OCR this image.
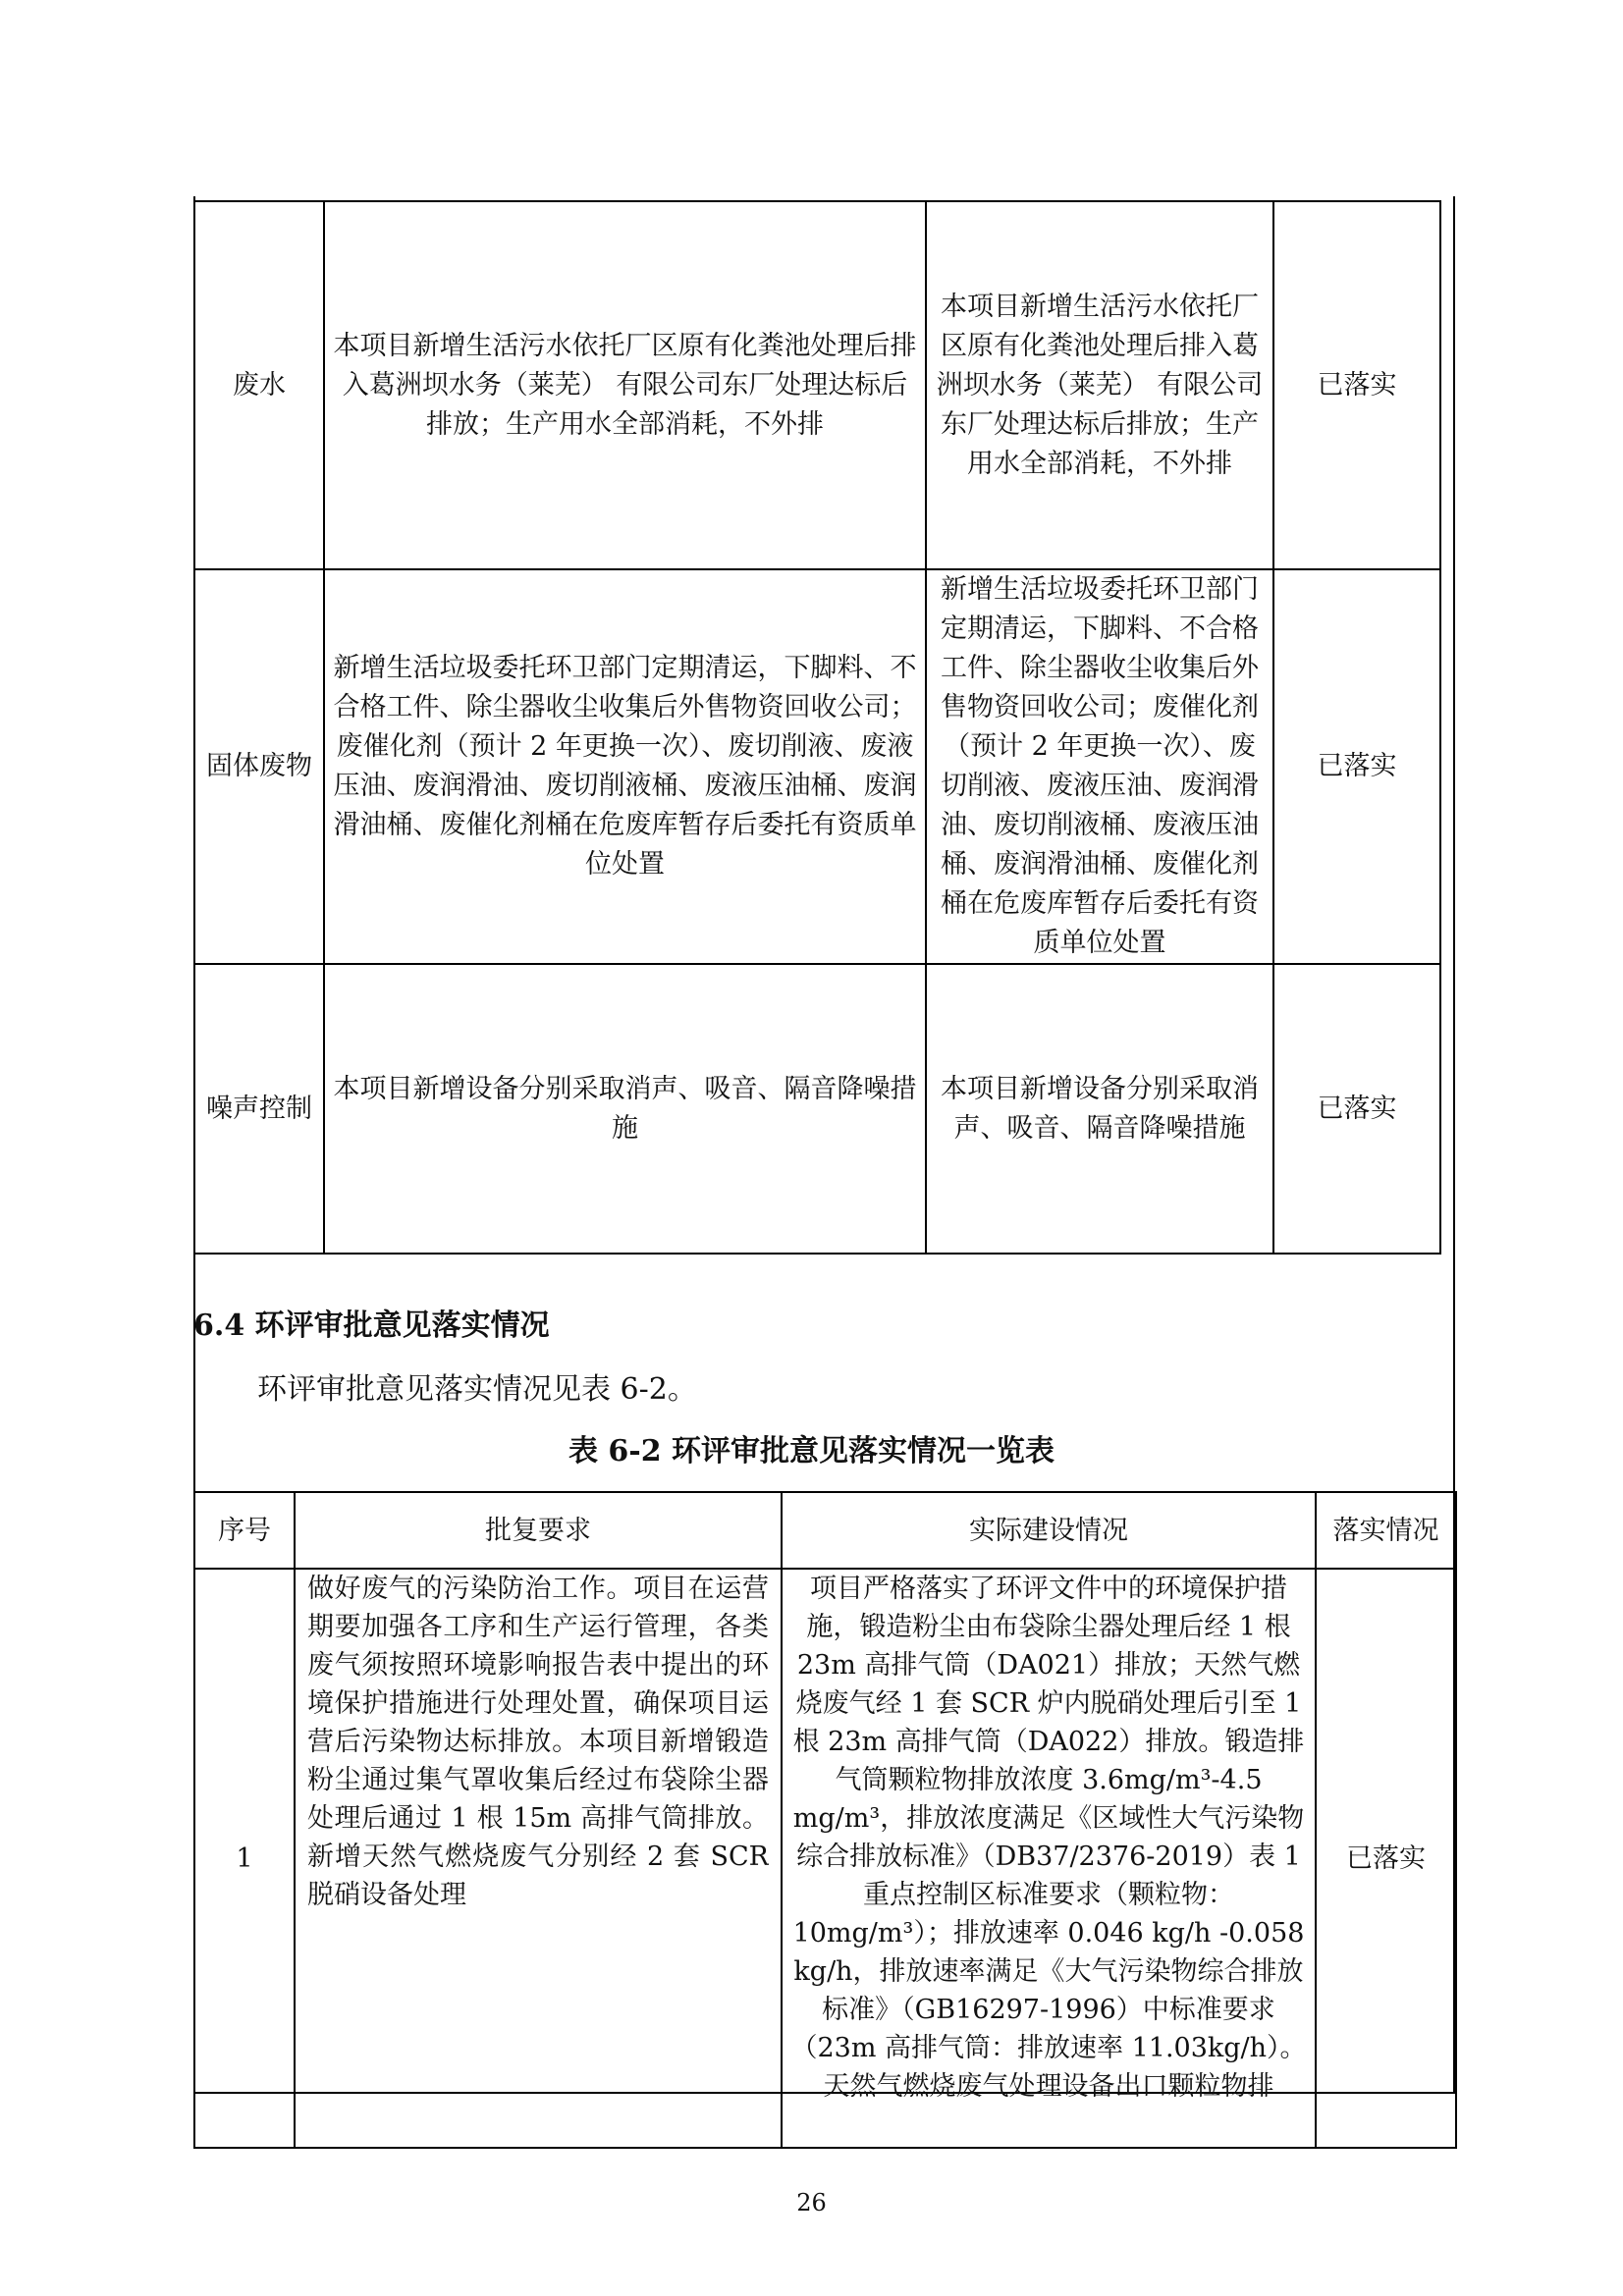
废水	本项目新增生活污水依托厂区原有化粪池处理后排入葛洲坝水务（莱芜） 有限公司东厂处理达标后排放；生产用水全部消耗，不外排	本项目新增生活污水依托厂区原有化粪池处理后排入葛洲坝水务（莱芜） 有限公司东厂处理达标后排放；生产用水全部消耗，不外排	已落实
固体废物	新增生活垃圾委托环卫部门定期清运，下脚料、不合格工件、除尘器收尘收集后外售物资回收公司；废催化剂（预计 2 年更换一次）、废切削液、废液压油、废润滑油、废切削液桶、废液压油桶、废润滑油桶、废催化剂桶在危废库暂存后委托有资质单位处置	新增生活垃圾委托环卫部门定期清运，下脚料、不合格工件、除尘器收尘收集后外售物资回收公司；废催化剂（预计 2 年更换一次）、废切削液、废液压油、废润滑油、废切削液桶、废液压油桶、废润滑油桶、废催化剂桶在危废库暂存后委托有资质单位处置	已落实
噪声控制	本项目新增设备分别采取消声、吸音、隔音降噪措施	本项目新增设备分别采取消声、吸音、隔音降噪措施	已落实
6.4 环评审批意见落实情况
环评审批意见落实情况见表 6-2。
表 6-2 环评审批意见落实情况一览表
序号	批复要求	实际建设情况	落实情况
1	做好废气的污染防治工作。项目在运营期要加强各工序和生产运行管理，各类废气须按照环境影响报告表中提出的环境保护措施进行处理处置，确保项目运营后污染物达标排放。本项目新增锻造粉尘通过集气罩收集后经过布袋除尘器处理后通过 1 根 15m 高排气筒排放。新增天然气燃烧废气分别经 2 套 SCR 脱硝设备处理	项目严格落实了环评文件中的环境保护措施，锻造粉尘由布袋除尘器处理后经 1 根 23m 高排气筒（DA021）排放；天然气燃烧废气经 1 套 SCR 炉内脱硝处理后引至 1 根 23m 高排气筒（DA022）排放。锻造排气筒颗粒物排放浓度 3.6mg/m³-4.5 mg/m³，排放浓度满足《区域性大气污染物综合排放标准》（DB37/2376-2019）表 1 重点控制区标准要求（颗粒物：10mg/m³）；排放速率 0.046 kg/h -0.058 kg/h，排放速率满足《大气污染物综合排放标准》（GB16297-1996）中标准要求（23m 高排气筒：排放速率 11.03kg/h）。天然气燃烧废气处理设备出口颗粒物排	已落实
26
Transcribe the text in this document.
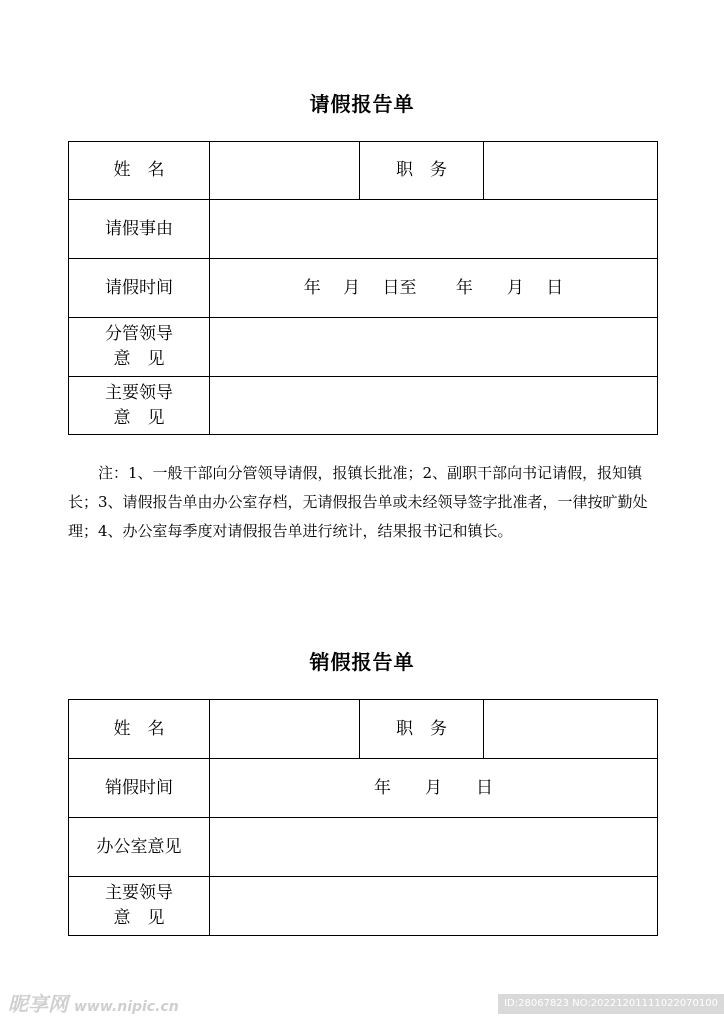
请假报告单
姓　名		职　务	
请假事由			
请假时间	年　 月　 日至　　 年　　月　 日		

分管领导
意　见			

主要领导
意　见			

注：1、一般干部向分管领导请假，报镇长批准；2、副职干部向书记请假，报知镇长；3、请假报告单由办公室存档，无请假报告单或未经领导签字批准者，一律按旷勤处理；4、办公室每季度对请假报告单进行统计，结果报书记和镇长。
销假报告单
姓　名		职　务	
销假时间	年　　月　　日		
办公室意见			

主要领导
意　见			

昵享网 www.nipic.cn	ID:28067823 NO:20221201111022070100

══════

**WRITTEN REQUEST**
Every record above should be written out again without change, except that the pictures are left out.

**ANSWER FOR THIS EXERCISE**
OCR this image.
废水	本项目新增生活污水依托厂区原有化粪池处理后排入葛洲坝水务（莱芜） 有限公司东厂处理达标后排放；生产用水全部消耗，不外排	本项目新增生活污水依托厂区原有化粪池处理后排入葛洲坝水务（莱芜） 有限公司东厂处理达标后排放；生产用水全部消耗，不外排	已落实
固体废物	新增生活垃圾委托环卫部门定期清运，下脚料、不合格工件、除尘器收尘收集后外售物资回收公司；废催化剂（预计 2 年更换一次）、废切削液、废液压油、废润滑油、废切削液桶、废液压油桶、废润滑油桶、废催化剂桶在危废库暂存后委托有资质单位处置	新增生活垃圾委托环卫部门定期清运，下脚料、不合格工件、除尘器收尘收集后外售物资回收公司；废催化剂（预计 2 年更换一次）、废切削液、废液压油、废润滑油、废切削液桶、废液压油桶、废润滑油桶、废催化剂桶在危废库暂存后委托有资质单位处置	已落实
噪声控制	本项目新增设备分别采取消声、吸音、隔音降噪措施	本项目新增设备分别采取消声、吸音、隔音降噪措施	已落实
6.4 环评审批意见落实情况
环评审批意见落实情况见表 6-2。
表 6-2 环评审批意见落实情况一览表
序号	批复要求	实际建设情况	落实情况
1	做好废气的污染防治工作。项目在运营期要加强各工序和生产运行管理，各类废气须按照环境影响报告表中提出的环境保护措施进行处理处置，确保项目运营后污染物达标排放。本项目新增锻造粉尘通过集气罩收集后经过布袋除尘器处理后通过 1 根 15m 高排气筒排放。新增天然气燃烧废气分别经 2 套 SCR 脱硝设备处理	项目严格落实了环评文件中的环境保护措施，锻造粉尘由布袋除尘器处理后经 1 根 23m 高排气筒（DA021）排放；天然气燃烧废气经 1 套 SCR 炉内脱硝处理后引至 1 根 23m 高排气筒（DA022）排放。锻造排气筒颗粒物排放浓度 3.6mg/m³-4.5 mg/m³，排放浓度满足《区域性大气污染物综合排放标准》（DB37/2376-2019）表 1 重点控制区标准要求（颗粒物：10mg/m³）；排放速率 0.046 kg/h -0.058 kg/h，排放速率满足《大气污染物综合排放标准》（GB16297-1996）中标准要求（23m 高排气筒：排放速率 11.03kg/h）。天然气燃烧废气处理设备出口颗粒物排	已落实
26
Transcribe the text in this document.
请假报告单
姓　名		职　务	
请假事由			
请假时间	年　 月　 日至　　 年　　月　 日		

分管领导
意　见			

主要领导
意　见			

注：1、一般干部向分管领导请假，报镇长批准；2、副职干部向书记请假，报知镇长；3、请假报告单由办公室存档，无请假报告单或未经领导签字批准者，一律按旷勤处理；4、办公室每季度对请假报告单进行统计，结果报书记和镇长。
销假报告单
姓　名		职　务	
销假时间	年　　月　　日		
办公室意见			

主要领导
意　见			

昵享网 www.nipic.cn	ID:28067823 NO:20221201111022070100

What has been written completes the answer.